**** EXTRACTED RECORDS

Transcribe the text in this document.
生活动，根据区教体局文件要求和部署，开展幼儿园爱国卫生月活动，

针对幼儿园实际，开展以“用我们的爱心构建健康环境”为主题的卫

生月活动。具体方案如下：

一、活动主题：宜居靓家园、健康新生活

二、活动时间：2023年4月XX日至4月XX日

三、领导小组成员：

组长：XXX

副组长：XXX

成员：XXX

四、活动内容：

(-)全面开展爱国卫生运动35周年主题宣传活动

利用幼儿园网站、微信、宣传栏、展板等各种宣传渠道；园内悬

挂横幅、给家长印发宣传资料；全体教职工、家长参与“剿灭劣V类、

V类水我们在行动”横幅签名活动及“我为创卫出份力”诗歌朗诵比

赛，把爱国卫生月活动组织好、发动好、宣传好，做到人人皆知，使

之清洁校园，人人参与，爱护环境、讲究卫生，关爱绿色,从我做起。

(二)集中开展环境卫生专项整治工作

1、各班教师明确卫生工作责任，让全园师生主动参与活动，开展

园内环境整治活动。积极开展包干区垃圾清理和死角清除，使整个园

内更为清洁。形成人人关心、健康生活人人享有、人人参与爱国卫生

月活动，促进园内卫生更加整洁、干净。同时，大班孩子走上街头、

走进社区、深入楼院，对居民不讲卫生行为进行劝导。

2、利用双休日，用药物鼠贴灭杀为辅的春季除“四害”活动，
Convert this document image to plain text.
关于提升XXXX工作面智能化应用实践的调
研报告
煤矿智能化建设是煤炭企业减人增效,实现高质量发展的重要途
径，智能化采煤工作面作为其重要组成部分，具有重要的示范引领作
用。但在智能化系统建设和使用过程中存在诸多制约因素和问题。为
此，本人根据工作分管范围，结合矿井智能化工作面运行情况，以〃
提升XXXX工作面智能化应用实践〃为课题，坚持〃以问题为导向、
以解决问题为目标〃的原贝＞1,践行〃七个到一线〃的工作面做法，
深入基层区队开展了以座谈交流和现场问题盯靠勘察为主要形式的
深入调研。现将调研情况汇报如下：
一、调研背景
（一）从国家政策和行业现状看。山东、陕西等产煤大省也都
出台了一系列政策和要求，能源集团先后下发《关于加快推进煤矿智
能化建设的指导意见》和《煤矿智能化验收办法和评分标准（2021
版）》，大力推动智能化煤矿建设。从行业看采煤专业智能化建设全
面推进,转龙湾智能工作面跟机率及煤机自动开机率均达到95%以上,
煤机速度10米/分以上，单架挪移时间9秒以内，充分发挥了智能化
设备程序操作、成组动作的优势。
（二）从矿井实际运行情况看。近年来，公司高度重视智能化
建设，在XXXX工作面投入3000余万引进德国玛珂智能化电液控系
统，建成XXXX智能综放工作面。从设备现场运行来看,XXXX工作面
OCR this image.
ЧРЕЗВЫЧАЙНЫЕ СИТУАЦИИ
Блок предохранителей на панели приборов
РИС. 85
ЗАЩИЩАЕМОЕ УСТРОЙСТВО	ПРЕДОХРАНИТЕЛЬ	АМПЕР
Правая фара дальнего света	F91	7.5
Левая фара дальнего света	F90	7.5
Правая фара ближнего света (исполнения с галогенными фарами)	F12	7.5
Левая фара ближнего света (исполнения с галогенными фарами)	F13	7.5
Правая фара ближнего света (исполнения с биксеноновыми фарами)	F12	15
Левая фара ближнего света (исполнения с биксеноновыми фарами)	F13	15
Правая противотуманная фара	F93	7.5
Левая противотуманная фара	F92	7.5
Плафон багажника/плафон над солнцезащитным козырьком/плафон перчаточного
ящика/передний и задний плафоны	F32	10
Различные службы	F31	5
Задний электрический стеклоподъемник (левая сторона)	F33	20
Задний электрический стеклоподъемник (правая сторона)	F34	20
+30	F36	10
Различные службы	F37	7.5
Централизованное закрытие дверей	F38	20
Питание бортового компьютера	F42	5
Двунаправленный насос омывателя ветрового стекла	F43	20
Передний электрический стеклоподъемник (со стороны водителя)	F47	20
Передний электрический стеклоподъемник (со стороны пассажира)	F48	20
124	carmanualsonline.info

********

Your task is to retype all of the records exactly.

Transcribe the text in this document.
生活动，根据区教体局文件要求和部署，开展幼儿园爱国卫生月活动，

针对幼儿园实际，开展以“用我们的爱心构建健康环境”为主题的卫

生月活动。具体方案如下：

一、活动主题：宜居靓家园、健康新生活

二、活动时间：2023年4月XX日至4月XX日

三、领导小组成员：

组长：XXX

副组长：XXX

成员：XXX

四、活动内容：

(-)全面开展爱国卫生运动35周年主题宣传活动

利用幼儿园网站、微信、宣传栏、展板等各种宣传渠道；园内悬

挂横幅、给家长印发宣传资料；全体教职工、家长参与“剿灭劣V类、

V类水我们在行动”横幅签名活动及“我为创卫出份力”诗歌朗诵比

赛，把爱国卫生月活动组织好、发动好、宣传好，做到人人皆知，使

之清洁校园，人人参与，爱护环境、讲究卫生，关爱绿色,从我做起。

(二)集中开展环境卫生专项整治工作

1、各班教师明确卫生工作责任，让全园师生主动参与活动，开展

园内环境整治活动。积极开展包干区垃圾清理和死角清除，使整个园

内更为清洁。形成人人关心、健康生活人人享有、人人参与爱国卫生

月活动，促进园内卫生更加整洁、干净。同时，大班孩子走上街头、

走进社区、深入楼院，对居民不讲卫生行为进行劝导。

2、利用双休日，用药物鼠贴灭杀为辅的春季除“四害”活动，
Convert this document image to plain text.
关于提升XXXX工作面智能化应用实践的调
研报告
煤矿智能化建设是煤炭企业减人增效,实现高质量发展的重要途
径，智能化采煤工作面作为其重要组成部分，具有重要的示范引领作
用。但在智能化系统建设和使用过程中存在诸多制约因素和问题。为
此，本人根据工作分管范围，结合矿井智能化工作面运行情况，以〃
提升XXXX工作面智能化应用实践〃为课题，坚持〃以问题为导向、
以解决问题为目标〃的原贝＞1,践行〃七个到一线〃的工作面做法，
深入基层区队开展了以座谈交流和现场问题盯靠勘察为主要形式的
深入调研。现将调研情况汇报如下：
一、调研背景
（一）从国家政策和行业现状看。山东、陕西等产煤大省也都
出台了一系列政策和要求，能源集团先后下发《关于加快推进煤矿智
能化建设的指导意见》和《煤矿智能化验收办法和评分标准（2021
版）》，大力推动智能化煤矿建设。从行业看采煤专业智能化建设全
面推进,转龙湾智能工作面跟机率及煤机自动开机率均达到95%以上,
煤机速度10米/分以上，单架挪移时间9秒以内，充分发挥了智能化
设备程序操作、成组动作的优势。
（二）从矿井实际运行情况看。近年来，公司高度重视智能化
建设，在XXXX工作面投入3000余万引进德国玛珂智能化电液控系
统，建成XXXX智能综放工作面。从设备现场运行来看,XXXX工作面
OCR this image.
ЧРЕЗВЫЧАЙНЫЕ СИТУАЦИИ
Блок предохранителей на панели приборов
РИС. 85
ЗАЩИЩАЕМОЕ УСТРОЙСТВО	ПРЕДОХРАНИТЕЛЬ	АМПЕР
Правая фара дальнего света	F91	7.5
Левая фара дальнего света	F90	7.5
Правая фара ближнего света (исполнения с галогенными фарами)	F12	7.5
Левая фара ближнего света (исполнения с галогенными фарами)	F13	7.5
Правая фара ближнего света (исполнения с биксеноновыми фарами)	F12	15
Левая фара ближнего света (исполнения с биксеноновыми фарами)	F13	15
Правая противотуманная фара	F93	7.5
Левая противотуманная фара	F92	7.5
Плафон багажника/плафон над солнцезащитным козырьком/плафон перчаточного
ящика/передний и задний плафоны	F32	10
Различные службы	F31	5
Задний электрический стеклоподъемник (левая сторона)	F33	20
Задний электрический стеклоподъемник (правая сторона)	F34	20
+30	F36	10
Различные службы	F37	7.5
Централизованное закрытие дверей	F38	20
Питание бортового компьютера	F42	5
Двунаправленный насос омывателя ветрового стекла	F43	20
Передний электрический стеклоподъемник (со стороны водителя)	F47	20
Передний электрический стеклоподъемник (со стороны пассажира)	F48	20
124	carmanualsonline.info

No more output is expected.